Element position data
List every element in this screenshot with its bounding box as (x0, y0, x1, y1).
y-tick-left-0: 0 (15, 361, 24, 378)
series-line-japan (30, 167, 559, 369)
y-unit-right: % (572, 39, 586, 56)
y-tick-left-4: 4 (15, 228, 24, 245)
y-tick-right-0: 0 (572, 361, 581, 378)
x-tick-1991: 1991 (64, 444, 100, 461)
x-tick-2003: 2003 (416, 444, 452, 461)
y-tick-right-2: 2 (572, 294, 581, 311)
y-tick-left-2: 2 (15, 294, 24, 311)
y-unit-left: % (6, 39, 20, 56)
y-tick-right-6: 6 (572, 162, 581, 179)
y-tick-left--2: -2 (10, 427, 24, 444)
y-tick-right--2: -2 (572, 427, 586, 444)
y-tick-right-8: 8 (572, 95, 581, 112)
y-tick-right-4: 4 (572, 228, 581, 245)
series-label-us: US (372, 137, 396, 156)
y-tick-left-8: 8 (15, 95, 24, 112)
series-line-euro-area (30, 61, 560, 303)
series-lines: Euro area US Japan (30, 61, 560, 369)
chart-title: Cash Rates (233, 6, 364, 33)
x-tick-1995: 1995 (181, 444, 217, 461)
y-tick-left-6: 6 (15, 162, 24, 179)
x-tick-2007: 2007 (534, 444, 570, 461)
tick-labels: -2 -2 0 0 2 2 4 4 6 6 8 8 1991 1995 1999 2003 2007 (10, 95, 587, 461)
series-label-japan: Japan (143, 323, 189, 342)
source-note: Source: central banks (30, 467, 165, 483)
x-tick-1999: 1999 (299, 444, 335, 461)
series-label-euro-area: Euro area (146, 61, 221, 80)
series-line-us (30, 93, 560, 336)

> DIRECTIONS FOR THIS TASK: Update the lines from the start of the records through the line containing "y-tick-right-2: 2 (572, 294, 581, 311)", both included, by changing "bounding box" to "outline box" and keeping everything else unchanged.

> REPLY:
List every element in this screenshot with its outline box as (x0, y0, x1, y1).
y-tick-left-0: 0 (15, 361, 24, 378)
series-line-japan (30, 167, 559, 369)
y-unit-right: % (572, 39, 586, 56)
y-tick-left-4: 4 (15, 228, 24, 245)
y-tick-right-0: 0 (572, 361, 581, 378)
x-tick-1991: 1991 (64, 444, 100, 461)
x-tick-2003: 2003 (416, 444, 452, 461)
y-tick-right-2: 2 (572, 294, 581, 311)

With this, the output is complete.